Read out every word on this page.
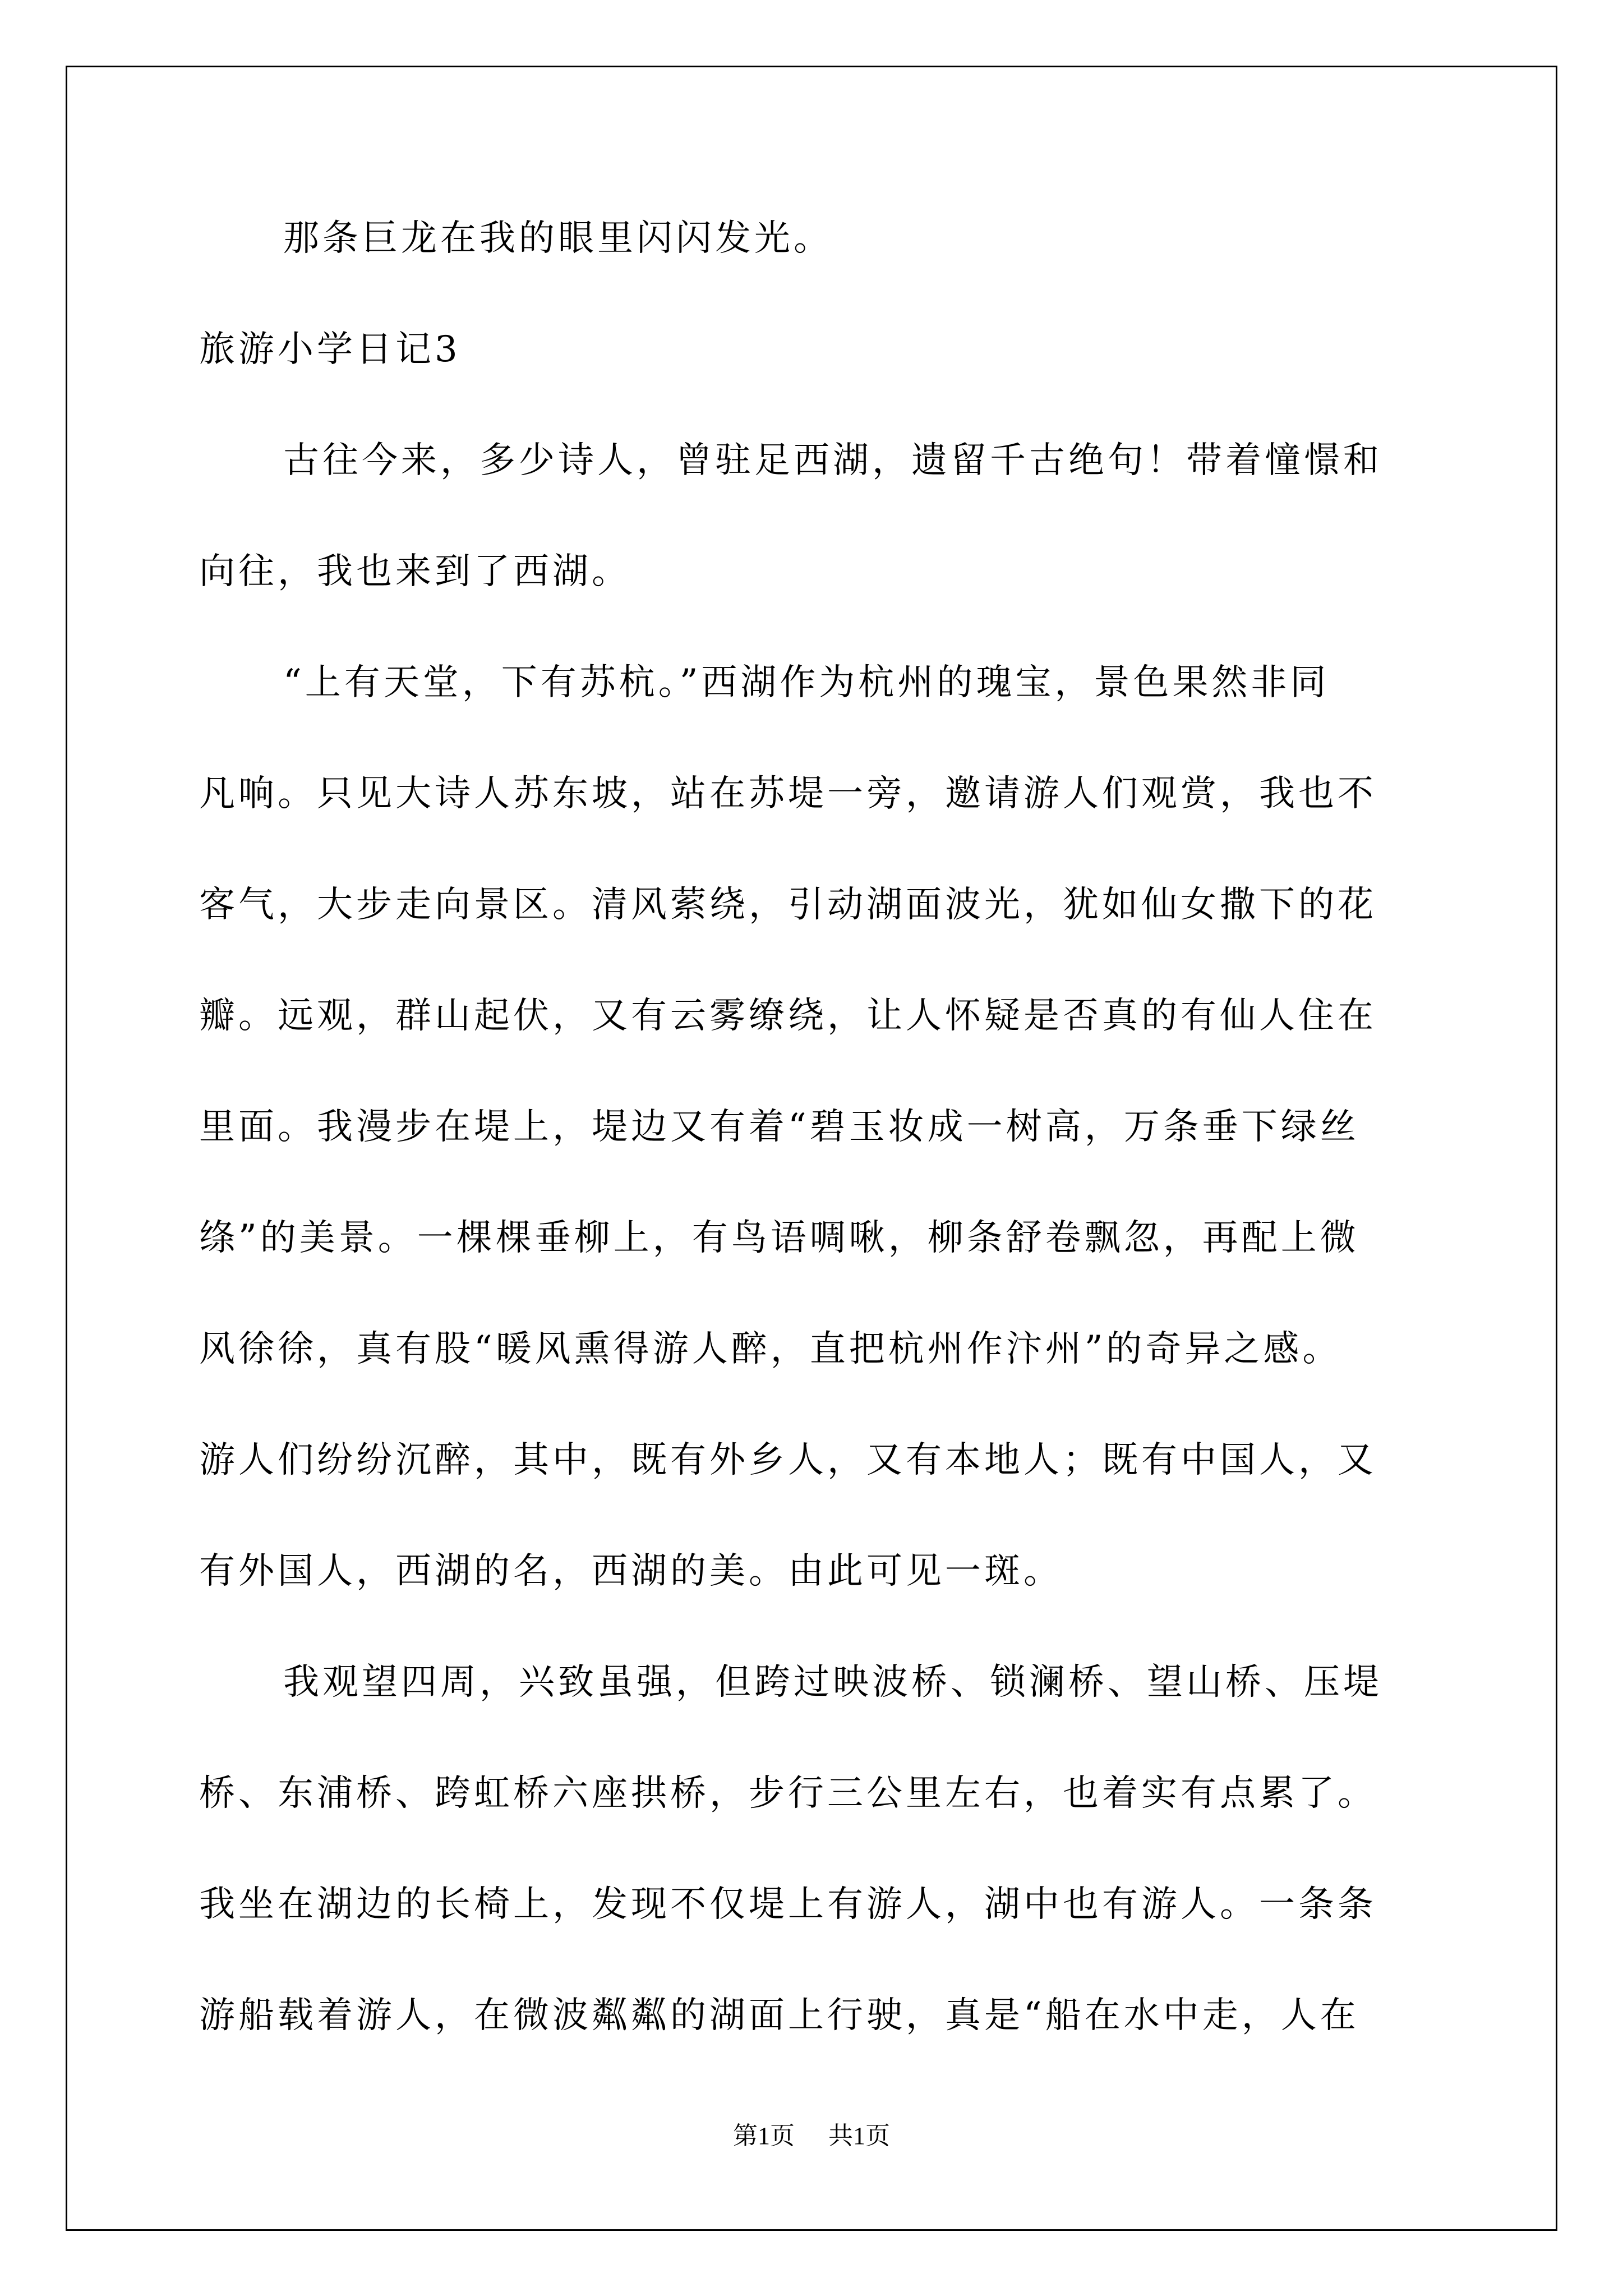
那条巨龙在我的眼里闪闪发光。
旅游小学日记3
古往今来，多少诗人，曾驻足西湖，遗留千古绝句！带着憧憬和
向往，我也来到了西湖。
“上有天堂，下有苏杭。”西湖作为杭州的瑰宝，景色果然非同
凡响。只见大诗人苏东坡，站在苏堤一旁，邀请游人们观赏，我也不
客气，大步走向景区。清风萦绕，引动湖面波光，犹如仙女撒下的花
瓣。远观，群山起伏，又有云雾缭绕，让人怀疑是否真的有仙人住在
里面。我漫步在堤上，堤边又有着“碧玉妆成一树高，万条垂下绿丝
绦”的美景。一棵棵垂柳上，有鸟语啁啾，柳条舒卷飘忽，再配上微
风徐徐，真有股“暖风熏得游人醉，直把杭州作汴州”的奇异之感。
游人们纷纷沉醉，其中，既有外乡人，又有本地人；既有中国人，又
有外国人，西湖的名，西湖的美。由此可见一斑。
我观望四周，兴致虽强，但跨过映波桥、锁澜桥、望山桥、压堤
桥、东浦桥、跨虹桥六座拱桥，步行三公里左右，也着实有点累了。
我坐在湖边的长椅上，发现不仅堤上有游人，湖中也有游人。一条条
游船载着游人，在微波粼粼的湖面上行驶，真是“船在水中走，人在
第1页 共1页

■ THE REQUEST ■
Repeat the data exactly, without the pictures.

■ ANSWER FOR THE TASK ■
Read out every word on this page.
那条巨龙在我的眼里闪闪发光。
旅游小学日记3
古往今来，多少诗人，曾驻足西湖，遗留千古绝句！带着憧憬和
向往，我也来到了西湖。
“上有天堂，下有苏杭。”西湖作为杭州的瑰宝，景色果然非同
凡响。只见大诗人苏东坡，站在苏堤一旁，邀请游人们观赏，我也不
客气，大步走向景区。清风萦绕，引动湖面波光，犹如仙女撒下的花
瓣。远观，群山起伏，又有云雾缭绕，让人怀疑是否真的有仙人住在
里面。我漫步在堤上，堤边又有着“碧玉妆成一树高，万条垂下绿丝
绦”的美景。一棵棵垂柳上，有鸟语啁啾，柳条舒卷飘忽，再配上微
风徐徐，真有股“暖风熏得游人醉，直把杭州作汴州”的奇异之感。
游人们纷纷沉醉，其中，既有外乡人，又有本地人；既有中国人，又
有外国人，西湖的名，西湖的美。由此可见一斑。
我观望四周，兴致虽强，但跨过映波桥、锁澜桥、望山桥、压堤
桥、东浦桥、跨虹桥六座拱桥，步行三公里左右，也着实有点累了。
我坐在湖边的长椅上，发现不仅堤上有游人，湖中也有游人。一条条
游船载着游人，在微波粼粼的湖面上行驶，真是“船在水中走，人在
第1页 共1页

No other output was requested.